START DATA FOR PROCESSING

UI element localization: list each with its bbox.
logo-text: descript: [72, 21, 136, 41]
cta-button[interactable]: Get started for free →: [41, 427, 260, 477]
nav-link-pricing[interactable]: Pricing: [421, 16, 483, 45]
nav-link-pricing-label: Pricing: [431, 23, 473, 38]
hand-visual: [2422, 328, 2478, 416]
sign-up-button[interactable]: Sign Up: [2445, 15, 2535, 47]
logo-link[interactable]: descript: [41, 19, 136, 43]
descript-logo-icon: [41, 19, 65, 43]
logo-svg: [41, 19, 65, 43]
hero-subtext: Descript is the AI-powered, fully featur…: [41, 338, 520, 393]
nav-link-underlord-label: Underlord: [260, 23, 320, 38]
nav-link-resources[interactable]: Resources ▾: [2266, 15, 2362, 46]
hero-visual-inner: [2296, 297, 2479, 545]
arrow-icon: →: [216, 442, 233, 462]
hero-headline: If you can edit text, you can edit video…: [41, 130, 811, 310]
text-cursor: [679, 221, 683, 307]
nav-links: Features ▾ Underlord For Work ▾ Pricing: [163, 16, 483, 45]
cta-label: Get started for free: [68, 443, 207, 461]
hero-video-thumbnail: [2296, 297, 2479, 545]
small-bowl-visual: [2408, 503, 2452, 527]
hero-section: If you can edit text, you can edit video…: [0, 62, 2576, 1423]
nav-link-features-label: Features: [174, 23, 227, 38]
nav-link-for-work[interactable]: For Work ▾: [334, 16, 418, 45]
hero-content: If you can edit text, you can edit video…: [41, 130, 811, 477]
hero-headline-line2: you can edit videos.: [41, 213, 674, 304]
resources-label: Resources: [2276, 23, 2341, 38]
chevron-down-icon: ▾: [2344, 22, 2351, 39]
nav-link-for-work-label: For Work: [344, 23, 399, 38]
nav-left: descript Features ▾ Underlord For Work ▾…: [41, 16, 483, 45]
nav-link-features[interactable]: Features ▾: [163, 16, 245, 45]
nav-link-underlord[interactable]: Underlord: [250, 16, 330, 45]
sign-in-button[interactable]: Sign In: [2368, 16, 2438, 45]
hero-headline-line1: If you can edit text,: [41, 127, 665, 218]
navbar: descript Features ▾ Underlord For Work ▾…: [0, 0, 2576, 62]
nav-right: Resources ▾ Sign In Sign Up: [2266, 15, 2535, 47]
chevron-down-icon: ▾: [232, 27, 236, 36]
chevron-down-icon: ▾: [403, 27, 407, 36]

END DATA FOR PROCESSING

**PROBLEM DESCRIPTION:**
Reproduce all of the data above verbatim, line by line.

**ANSWER TO THIS PROBLEM:**
UI element localization: list each with its bbox.
logo-text: descript: [72, 21, 136, 41]
cta-button[interactable]: Get started for free →: [41, 427, 260, 477]
nav-link-pricing[interactable]: Pricing: [421, 16, 483, 45]
nav-link-pricing-label: Pricing: [431, 23, 473, 38]
hand-visual: [2422, 328, 2478, 416]
sign-up-button[interactable]: Sign Up: [2445, 15, 2535, 47]
logo-link[interactable]: descript: [41, 19, 136, 43]
descript-logo-icon: [41, 19, 65, 43]
logo-svg: [41, 19, 65, 43]
hero-subtext: Descript is the AI-powered, fully featur…: [41, 338, 520, 393]
nav-link-underlord-label: Underlord: [260, 23, 320, 38]
nav-link-resources[interactable]: Resources ▾: [2266, 15, 2362, 46]
hero-visual-inner: [2296, 297, 2479, 545]
arrow-icon: →: [216, 442, 233, 462]
hero-headline: If you can edit text, you can edit video…: [41, 130, 811, 310]
text-cursor: [679, 221, 683, 307]
nav-links: Features ▾ Underlord For Work ▾ Pricing: [163, 16, 483, 45]
cta-label: Get started for free: [68, 443, 207, 461]
hero-video-thumbnail: [2296, 297, 2479, 545]
small-bowl-visual: [2408, 503, 2452, 527]
hero-section: If you can edit text, you can edit video…: [0, 62, 2576, 1423]
nav-link-features-label: Features: [174, 23, 227, 38]
nav-link-for-work[interactable]: For Work ▾: [334, 16, 418, 45]
hero-content: If you can edit text, you can edit video…: [41, 130, 811, 477]
hero-headline-line2: you can edit videos.: [41, 213, 674, 304]
resources-label: Resources: [2276, 23, 2341, 38]
chevron-down-icon: ▾: [2344, 22, 2351, 39]
nav-link-for-work-label: For Work: [344, 23, 399, 38]
nav-left: descript Features ▾ Underlord For Work ▾…: [41, 16, 483, 45]
nav-link-features[interactable]: Features ▾: [163, 16, 245, 45]
nav-link-underlord[interactable]: Underlord: [250, 16, 330, 45]
sign-in-button[interactable]: Sign In: [2368, 16, 2438, 45]
hero-headline-line1: If you can edit text,: [41, 127, 665, 218]
navbar: descript Features ▾ Underlord For Work ▾…: [0, 0, 2576, 62]
nav-right: Resources ▾ Sign In Sign Up: [2266, 15, 2535, 47]
chevron-down-icon: ▾: [232, 27, 236, 36]
chevron-down-icon: ▾: [403, 27, 407, 36]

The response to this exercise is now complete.